* [EXERCISE INSTRUCTIONS] Skip all pictures, then print the remaining material exactly.
— start of TASK INPUTS —
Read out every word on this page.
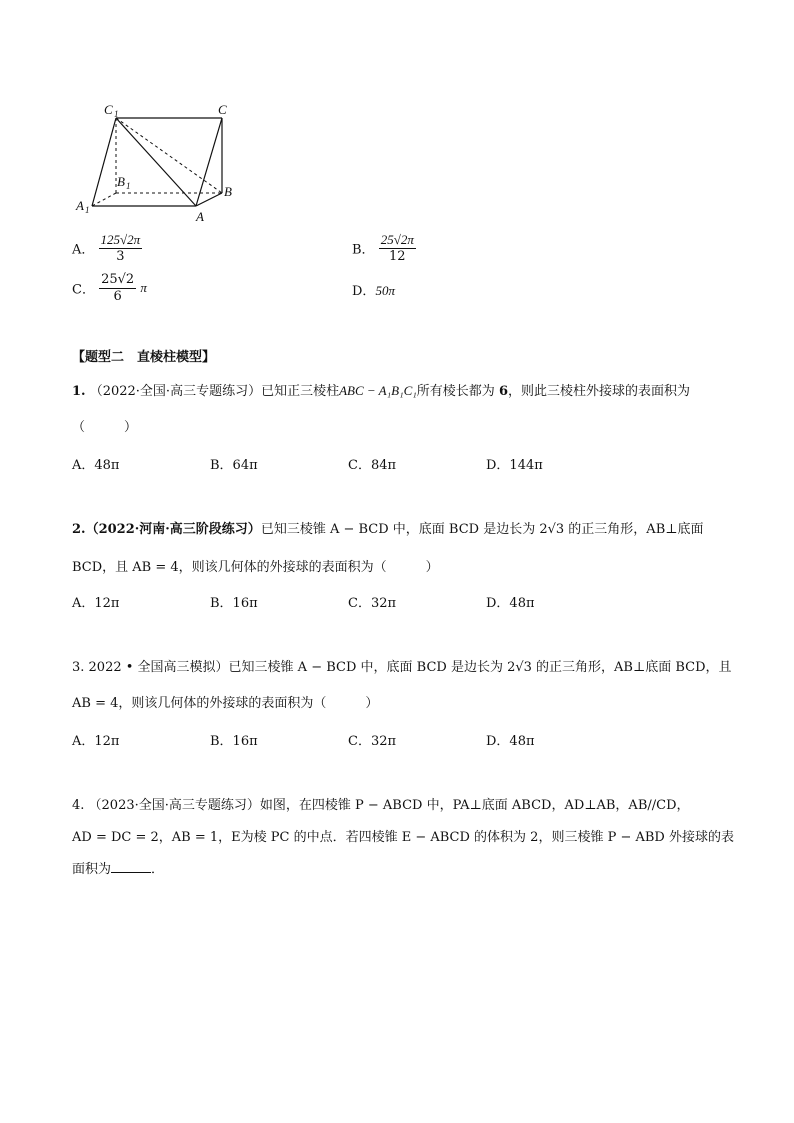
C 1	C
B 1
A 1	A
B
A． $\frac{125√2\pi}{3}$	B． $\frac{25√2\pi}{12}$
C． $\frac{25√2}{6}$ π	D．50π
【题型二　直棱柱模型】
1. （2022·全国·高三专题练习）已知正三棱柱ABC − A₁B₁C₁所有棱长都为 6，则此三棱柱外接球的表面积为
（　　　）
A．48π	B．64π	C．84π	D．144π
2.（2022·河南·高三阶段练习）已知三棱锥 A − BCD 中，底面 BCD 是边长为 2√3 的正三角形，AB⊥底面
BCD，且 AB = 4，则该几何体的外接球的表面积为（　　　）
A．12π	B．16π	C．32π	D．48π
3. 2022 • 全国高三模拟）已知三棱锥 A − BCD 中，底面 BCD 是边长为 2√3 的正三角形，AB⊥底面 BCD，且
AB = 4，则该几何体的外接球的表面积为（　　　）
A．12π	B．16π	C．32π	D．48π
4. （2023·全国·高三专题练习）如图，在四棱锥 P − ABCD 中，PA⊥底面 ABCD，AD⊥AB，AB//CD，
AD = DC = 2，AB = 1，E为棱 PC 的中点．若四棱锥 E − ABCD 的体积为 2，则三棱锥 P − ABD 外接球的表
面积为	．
— end of TASK INPUTS —
* [FINAL RESULT]
Read out every word on this page.
C 1	C
B 1
A 1	A
B
A． $\frac{125√2\pi}{3}$	B． $\frac{25√2\pi}{12}$
C． $\frac{25√2}{6}$ π	D．50π
【题型二　直棱柱模型】
1. （2022·全国·高三专题练习）已知正三棱柱ABC − A₁B₁C₁所有棱长都为 6，则此三棱柱外接球的表面积为
（　　　）
A．48π	B．64π	C．84π	D．144π
2.（2022·河南·高三阶段练习）已知三棱锥 A − BCD 中，底面 BCD 是边长为 2√3 的正三角形，AB⊥底面
BCD，且 AB = 4，则该几何体的外接球的表面积为（　　　）
A．12π	B．16π	C．32π	D．48π
3. 2022 • 全国高三模拟）已知三棱锥 A − BCD 中，底面 BCD 是边长为 2√3 的正三角形，AB⊥底面 BCD，且
AB = 4，则该几何体的外接球的表面积为（　　　）
A．12π	B．16π	C．32π	D．48π
4. （2023·全国·高三专题练习）如图，在四棱锥 P − ABCD 中，PA⊥底面 ABCD，AD⊥AB，AB//CD，
AD = DC = 2，AB = 1，E为棱 PC 的中点．若四棱锥 E − ABCD 的体积为 2，则三棱锥 P − ABD 外接球的表
面积为	．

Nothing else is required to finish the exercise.